# WHAT THE EXERCISE ASKS
Sort through the material below and copy each line with "diabetes".

# DATASET ENTRIES
══════
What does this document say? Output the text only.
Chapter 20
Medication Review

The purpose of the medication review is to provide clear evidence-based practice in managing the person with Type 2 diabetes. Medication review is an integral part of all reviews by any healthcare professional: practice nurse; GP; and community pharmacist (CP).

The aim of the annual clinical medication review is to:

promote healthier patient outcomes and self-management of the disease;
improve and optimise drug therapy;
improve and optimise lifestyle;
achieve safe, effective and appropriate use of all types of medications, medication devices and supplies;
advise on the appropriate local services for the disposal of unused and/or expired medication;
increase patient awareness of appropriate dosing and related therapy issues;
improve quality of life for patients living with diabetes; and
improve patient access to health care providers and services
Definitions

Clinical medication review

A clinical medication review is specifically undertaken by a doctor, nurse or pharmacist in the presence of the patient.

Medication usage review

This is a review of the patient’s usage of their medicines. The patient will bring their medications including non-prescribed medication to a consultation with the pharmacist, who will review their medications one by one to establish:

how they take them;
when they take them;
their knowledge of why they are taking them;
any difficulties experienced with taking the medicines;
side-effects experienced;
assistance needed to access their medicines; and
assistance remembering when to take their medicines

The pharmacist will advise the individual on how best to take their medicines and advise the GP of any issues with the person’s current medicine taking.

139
══════
# YOUR RESPONSE
The purpose of the medication review is to provide clear evidence-based practice in managing the person with Type 2 diabetes. Medication review is an integral part of all reviews by any healthcare professional: practice nurse; GP; and community pharmacist (CP).
improve quality of life for patients living with diabetes; and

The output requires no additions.